:: WHAT THIS TASK INVOLVES ::
Copy the data exactly as it appears, and do not include any pictures.
Start
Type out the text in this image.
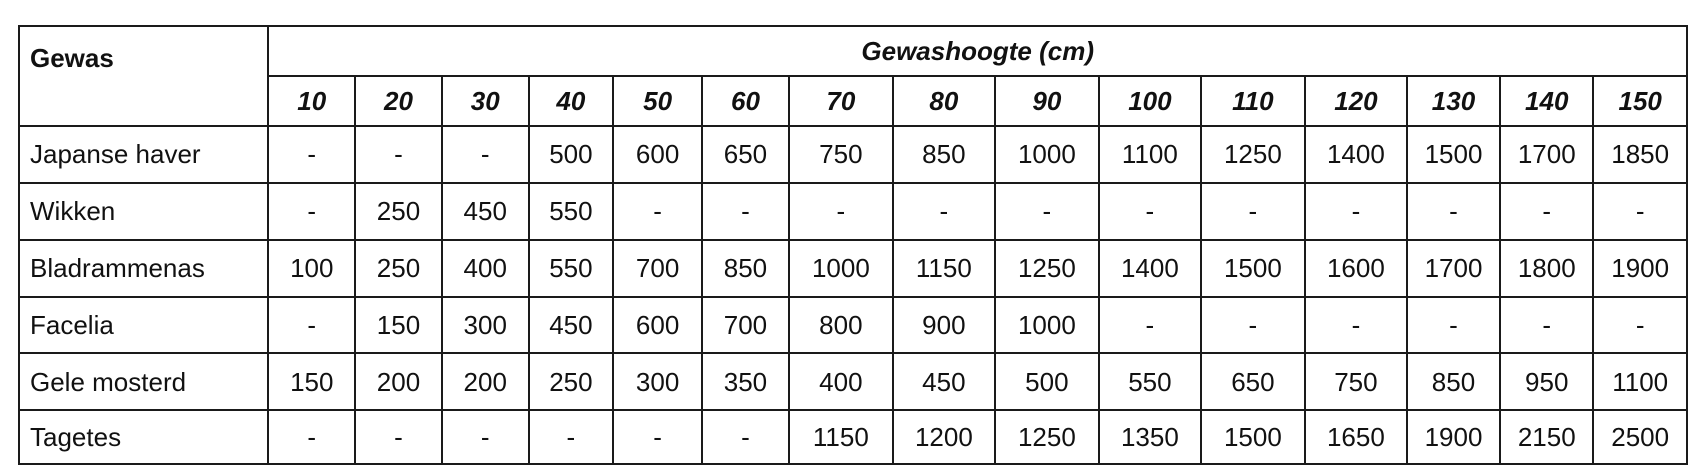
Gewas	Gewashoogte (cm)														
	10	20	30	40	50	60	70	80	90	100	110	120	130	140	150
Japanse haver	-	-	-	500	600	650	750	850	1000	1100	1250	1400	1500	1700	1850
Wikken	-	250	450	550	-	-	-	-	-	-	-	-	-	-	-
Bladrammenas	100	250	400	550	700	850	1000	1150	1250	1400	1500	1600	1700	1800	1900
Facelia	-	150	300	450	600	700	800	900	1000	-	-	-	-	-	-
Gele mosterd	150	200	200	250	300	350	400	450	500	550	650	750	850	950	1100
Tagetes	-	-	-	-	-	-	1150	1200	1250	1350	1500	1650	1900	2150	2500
End
:: FULL OUTPUT ::
Type out the text in this image.
Gewas	Gewashoogte (cm)														
	10	20	30	40	50	60	70	80	90	100	110	120	130	140	150
Japanse haver	-	-	-	500	600	650	750	850	1000	1100	1250	1400	1500	1700	1850
Wikken	-	250	450	550	-	-	-	-	-	-	-	-	-	-	-
Bladrammenas	100	250	400	550	700	850	1000	1150	1250	1400	1500	1600	1700	1800	1900
Facelia	-	150	300	450	600	700	800	900	1000	-	-	-	-	-	-
Gele mosterd	150	200	200	250	300	350	400	450	500	550	650	750	850	950	1100
Tagetes	-	-	-	-	-	-	1150	1200	1250	1350	1500	1650	1900	2150	2500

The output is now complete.